Dataset records
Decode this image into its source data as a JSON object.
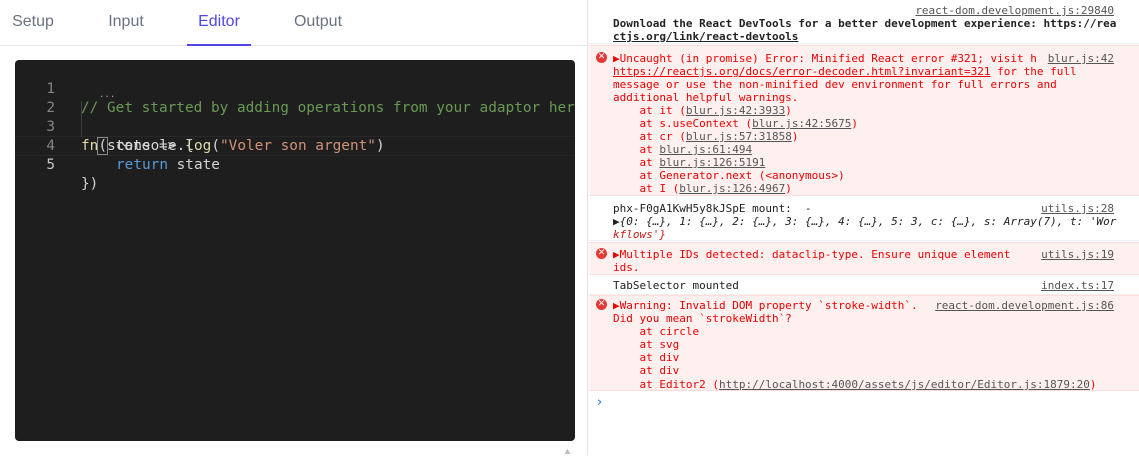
{
  "tabs": [
    "Setup",
    "Input",
    "Editor",
    "Output"
  ],
  "editor": {
    "line_numbers": [
      "1",
      "2",
      "3",
      "4",
      "5"
    ],
    "comment": "// Get started by adding operations from your adaptor here",
    "line2": {
      "fn": "fn",
      "open_paren": "(",
      "dots": "...",
      "args": "state => {"
    },
    "line3": {
      "console": "console",
      "dot": ".",
      "log": "log",
      "paren_open": "(",
      "string": "\"Voler son argent\"",
      "paren_close": ")"
    },
    "line4": {
      "kw": "return",
      "value": " state"
    },
    "line5": "})",
    "fold_icon": "chevron-down-icon"
  },
  "console": {
    "entry1": {
      "source": "react-dom.development.js:29840",
      "line1": "Download the React DevTools for a better development experience: https://rea",
      "line2": "ctjs.org/link/react-devtools"
    },
    "entry2": {
      "source": "blur.js:42",
      "line1": "▶Uncaught (in promise) Error: Minified React error #321; visit h",
      "line2_link": "https://reactjs.org/docs/error-decoder.html?invariant=321",
      "line2_rest": " for the full",
      "line3": "message or use the non-minified dev environment for full errors and",
      "line4": "additional helpful warnings.",
      "stack": [
        {
          "pre": "    at it (",
          "link": "blur.js:42:3933",
          "post": ")"
        },
        {
          "pre": "    at s.useContext (",
          "link": "blur.js:42:5675",
          "post": ")"
        },
        {
          "pre": "    at cr (",
          "link": "blur.js:57:31858",
          "post": ")"
        },
        {
          "pre": "    at ",
          "link": "blur.js:61:494",
          "post": ""
        },
        {
          "pre": "    at ",
          "link": "blur.js:126:5191",
          "post": ""
        },
        {
          "pre": "    at Generator.next (<anonymous>)",
          "link": "",
          "post": ""
        },
        {
          "pre": "    at I (",
          "link": "blur.js:126:4967",
          "post": ")"
        }
      ]
    },
    "entry3": {
      "source": "utils.js:28",
      "line1": "phx-F0gA1KwH5y8kJSpE mount:  -",
      "line2": "▶{0: {…}, 1: {…}, 2: {…}, 3: {…}, 4: {…}, 5: 3, c: {…}, s: Array(7), t: 'Wor",
      "line3": "kflows'}"
    },
    "entry4": {
      "source": "utils.js:19",
      "line1": "▶Multiple IDs detected: dataclip-type. Ensure unique element",
      "line2": "ids."
    },
    "entry5": {
      "source": "index.ts:17",
      "line1": "TabSelector mounted"
    },
    "entry6": {
      "source": "react-dom.development.js:86",
      "line1": "▶Warning: Invalid DOM property `stroke-width`.",
      "line2": "Did you mean `strokeWidth`?",
      "stack": [
        "    at circle",
        "    at svg",
        "    at div",
        "    at div"
      ],
      "last_pre": "    at Editor2 (",
      "last_link": "http://localhost:4000/assets/js/editor/Editor.js:1879:20",
      "last_post": ")"
    },
    "prompt": "›"
  },
  "colors": {
    "accent": "#4f46e5",
    "error": "#ee0000",
    "editor_bg": "#1e1e1e"
  }
}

- **Problem description**
Write the listing out a second time exactly, dropping all images.

- **Output for this exercise**
Decode this image into its source data as a JSON object.
{
  "tabs": [
    "Setup",
    "Input",
    "Editor",
    "Output"
  ],
  "editor": {
    "line_numbers": [
      "1",
      "2",
      "3",
      "4",
      "5"
    ],
    "comment": "// Get started by adding operations from your adaptor here",
    "line2": {
      "fn": "fn",
      "open_paren": "(",
      "dots": "...",
      "args": "state => {"
    },
    "line3": {
      "console": "console",
      "dot": ".",
      "log": "log",
      "paren_open": "(",
      "string": "\"Voler son argent\"",
      "paren_close": ")"
    },
    "line4": {
      "kw": "return",
      "value": " state"
    },
    "line5": "})",
    "fold_icon": "chevron-down-icon"
  },
  "console": {
    "entry1": {
      "source": "react-dom.development.js:29840",
      "line1": "Download the React DevTools for a better development experience: https://rea",
      "line2": "ctjs.org/link/react-devtools"
    },
    "entry2": {
      "source": "blur.js:42",
      "line1": "▶Uncaught (in promise) Error: Minified React error #321; visit h",
      "line2_link": "https://reactjs.org/docs/error-decoder.html?invariant=321",
      "line2_rest": " for the full",
      "line3": "message or use the non-minified dev environment for full errors and",
      "line4": "additional helpful warnings.",
      "stack": [
        {
          "pre": "    at it (",
          "link": "blur.js:42:3933",
          "post": ")"
        },
        {
          "pre": "    at s.useContext (",
          "link": "blur.js:42:5675",
          "post": ")"
        },
        {
          "pre": "    at cr (",
          "link": "blur.js:57:31858",
          "post": ")"
        },
        {
          "pre": "    at ",
          "link": "blur.js:61:494",
          "post": ""
        },
        {
          "pre": "    at ",
          "link": "blur.js:126:5191",
          "post": ""
        },
        {
          "pre": "    at Generator.next (<anonymous>)",
          "link": "",
          "post": ""
        },
        {
          "pre": "    at I (",
          "link": "blur.js:126:4967",
          "post": ")"
        }
      ]
    },
    "entry3": {
      "source": "utils.js:28",
      "line1": "phx-F0gA1KwH5y8kJSpE mount:  -",
      "line2": "▶{0: {…}, 1: {…}, 2: {…}, 3: {…}, 4: {…}, 5: 3, c: {…}, s: Array(7), t: 'Wor",
      "line3": "kflows'}"
    },
    "entry4": {
      "source": "utils.js:19",
      "line1": "▶Multiple IDs detected: dataclip-type. Ensure unique element",
      "line2": "ids."
    },
    "entry5": {
      "source": "index.ts:17",
      "line1": "TabSelector mounted"
    },
    "entry6": {
      "source": "react-dom.development.js:86",
      "line1": "▶Warning: Invalid DOM property `stroke-width`.",
      "line2": "Did you mean `strokeWidth`?",
      "stack": [
        "    at circle",
        "    at svg",
        "    at div",
        "    at div"
      ],
      "last_pre": "    at Editor2 (",
      "last_link": "http://localhost:4000/assets/js/editor/Editor.js:1879:20",
      "last_post": ")"
    },
    "prompt": "›"
  },
  "colors": {
    "accent": "#4f46e5",
    "error": "#ee0000",
    "editor_bg": "#1e1e1e"
  }
}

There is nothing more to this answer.